VORLIEGENDER TEXT:
※

Dienstag, 17. August 2021

euro|topics: Flucht aus Kabul: Die Macht der Verzweiflung - Biden verteidigt Truppenabzug aus Afghanistan

 

Am Flughafen Kabul versuchen Tausende, irgendwie in Flugzeuge hineinzugelangen. Videos zeigen, wie Menschen neben startenden Maschinen entlanglaufen und sich teils sogar an diesen festklammern. Evakuierungsflüge westlicher Staaten mussten zwischendurch ausgesetzt werden, mehrere Menschen starben. Journalisten erkennen blanke Verzweiflung und glauben, dass die Fluchtbewegung aus Afghanistan bald Europa erreicht.

CORRIERE DELLA SERA (IT)

※

ERFASSTE ANGABEN:
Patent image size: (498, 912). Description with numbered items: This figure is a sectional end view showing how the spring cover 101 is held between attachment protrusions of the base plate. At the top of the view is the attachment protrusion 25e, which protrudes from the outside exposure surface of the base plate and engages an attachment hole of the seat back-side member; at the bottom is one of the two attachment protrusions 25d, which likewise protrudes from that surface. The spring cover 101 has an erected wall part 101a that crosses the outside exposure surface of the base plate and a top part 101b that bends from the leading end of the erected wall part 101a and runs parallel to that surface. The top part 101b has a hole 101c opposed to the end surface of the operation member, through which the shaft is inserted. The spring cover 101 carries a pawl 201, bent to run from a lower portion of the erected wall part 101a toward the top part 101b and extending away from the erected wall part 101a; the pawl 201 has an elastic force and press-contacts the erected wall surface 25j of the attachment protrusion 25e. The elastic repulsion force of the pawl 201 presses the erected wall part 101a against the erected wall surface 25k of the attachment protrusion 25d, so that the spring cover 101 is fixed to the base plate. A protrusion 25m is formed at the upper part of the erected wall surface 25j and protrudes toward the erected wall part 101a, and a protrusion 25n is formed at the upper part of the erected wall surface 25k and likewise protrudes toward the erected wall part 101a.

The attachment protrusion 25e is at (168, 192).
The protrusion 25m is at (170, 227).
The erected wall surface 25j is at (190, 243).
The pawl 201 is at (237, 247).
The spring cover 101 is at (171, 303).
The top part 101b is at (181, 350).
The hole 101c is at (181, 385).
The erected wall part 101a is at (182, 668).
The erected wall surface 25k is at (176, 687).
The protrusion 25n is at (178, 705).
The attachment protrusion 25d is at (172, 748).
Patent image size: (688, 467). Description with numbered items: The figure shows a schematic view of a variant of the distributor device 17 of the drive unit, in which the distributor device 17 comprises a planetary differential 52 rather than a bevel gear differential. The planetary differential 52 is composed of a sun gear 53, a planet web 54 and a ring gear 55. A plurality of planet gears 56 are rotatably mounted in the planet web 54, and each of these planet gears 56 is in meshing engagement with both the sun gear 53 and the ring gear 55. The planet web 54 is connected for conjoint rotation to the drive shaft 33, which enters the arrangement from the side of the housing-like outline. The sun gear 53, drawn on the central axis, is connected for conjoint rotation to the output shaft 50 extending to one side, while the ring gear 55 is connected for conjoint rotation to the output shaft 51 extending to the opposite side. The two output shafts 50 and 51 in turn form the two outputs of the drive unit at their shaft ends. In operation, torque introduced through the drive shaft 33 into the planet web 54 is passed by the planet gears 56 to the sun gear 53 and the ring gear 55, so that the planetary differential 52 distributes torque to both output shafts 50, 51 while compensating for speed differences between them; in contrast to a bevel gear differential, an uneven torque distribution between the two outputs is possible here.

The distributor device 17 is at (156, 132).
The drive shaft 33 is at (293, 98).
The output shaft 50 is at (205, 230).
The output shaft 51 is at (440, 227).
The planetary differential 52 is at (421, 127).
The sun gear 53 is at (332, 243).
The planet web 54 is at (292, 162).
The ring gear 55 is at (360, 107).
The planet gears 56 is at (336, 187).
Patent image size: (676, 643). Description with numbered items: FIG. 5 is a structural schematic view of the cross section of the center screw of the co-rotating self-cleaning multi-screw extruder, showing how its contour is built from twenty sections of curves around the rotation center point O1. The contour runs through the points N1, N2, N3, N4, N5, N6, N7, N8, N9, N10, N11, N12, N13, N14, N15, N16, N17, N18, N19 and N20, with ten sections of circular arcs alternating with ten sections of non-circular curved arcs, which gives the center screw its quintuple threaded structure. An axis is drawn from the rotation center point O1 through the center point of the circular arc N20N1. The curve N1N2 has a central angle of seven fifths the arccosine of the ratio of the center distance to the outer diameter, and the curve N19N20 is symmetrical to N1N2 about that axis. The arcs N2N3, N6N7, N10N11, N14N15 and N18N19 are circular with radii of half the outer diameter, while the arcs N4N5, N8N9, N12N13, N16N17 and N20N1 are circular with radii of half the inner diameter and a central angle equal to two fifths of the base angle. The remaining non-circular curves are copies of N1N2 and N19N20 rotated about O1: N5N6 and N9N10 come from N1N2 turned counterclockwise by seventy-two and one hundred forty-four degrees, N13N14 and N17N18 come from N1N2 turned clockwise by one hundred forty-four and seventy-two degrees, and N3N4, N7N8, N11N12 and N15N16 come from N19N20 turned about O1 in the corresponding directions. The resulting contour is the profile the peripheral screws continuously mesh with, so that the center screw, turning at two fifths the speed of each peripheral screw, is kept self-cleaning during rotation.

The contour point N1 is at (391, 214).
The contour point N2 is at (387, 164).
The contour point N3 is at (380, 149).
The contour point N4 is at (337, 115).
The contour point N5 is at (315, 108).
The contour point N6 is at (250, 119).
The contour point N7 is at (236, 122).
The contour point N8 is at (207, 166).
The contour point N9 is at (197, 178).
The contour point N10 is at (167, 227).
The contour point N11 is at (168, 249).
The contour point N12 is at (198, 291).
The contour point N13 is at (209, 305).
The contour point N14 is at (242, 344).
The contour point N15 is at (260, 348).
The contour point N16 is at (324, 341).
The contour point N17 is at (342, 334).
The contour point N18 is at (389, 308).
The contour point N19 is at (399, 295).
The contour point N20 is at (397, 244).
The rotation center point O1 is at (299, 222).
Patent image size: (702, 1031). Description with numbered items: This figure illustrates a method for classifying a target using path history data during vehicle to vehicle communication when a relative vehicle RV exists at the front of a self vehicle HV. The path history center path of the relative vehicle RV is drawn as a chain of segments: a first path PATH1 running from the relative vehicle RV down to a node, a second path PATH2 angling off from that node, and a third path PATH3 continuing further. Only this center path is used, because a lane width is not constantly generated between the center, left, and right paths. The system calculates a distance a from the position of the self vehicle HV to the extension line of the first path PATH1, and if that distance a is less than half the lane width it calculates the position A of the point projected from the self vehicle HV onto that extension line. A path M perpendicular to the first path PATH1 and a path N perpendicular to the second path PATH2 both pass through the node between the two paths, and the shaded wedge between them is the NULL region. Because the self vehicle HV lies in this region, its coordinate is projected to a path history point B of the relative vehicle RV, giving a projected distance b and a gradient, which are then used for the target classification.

※

AUFGABEN:
• A. Erklären Sie anhand des Texts zur Flucht aus Kabul, warum Menschen am Flughafen neben startenden Maschinen herlaufen und sich daran festklammern.
• B. Schreiben Sie aus dem Text zur Flucht aus Kabul den Abschnitt zwischen „euro|topics: Flucht aus“ und „bald Europa erreicht.“ ab, beide Stellen eingeschlossen.

LÖSUNGEN:
• A. Tausende versuchen am Flughafen Kabul, irgendwie in Flugzeuge hineinzugelangen. Deshalb laufen manche neben startenden Maschinen her und klammern sich teils sogar an ihnen fest.

• B.
euro|topics: Flucht aus Kabul: Die Macht der Verzweiflung - Biden verteidigt Truppenabzug aus Afghanistan

 

Am Flughafen Kabul versuchen Tausende, irgendwie in Flugzeuge hineinzugelangen. Videos zeigen, wie Menschen neben startenden Maschinen entlanglaufen und sich teils sogar an diesen festklammern. Evakuierungsflüge westlicher Staaten mussten zwischendurch ausgesetzt werden, mehrere Menschen starben. Journalisten erkennen blanke Verzweiflung und glauben, dass die Fluchtbewegung aus Afghanistan bald Europa erreicht.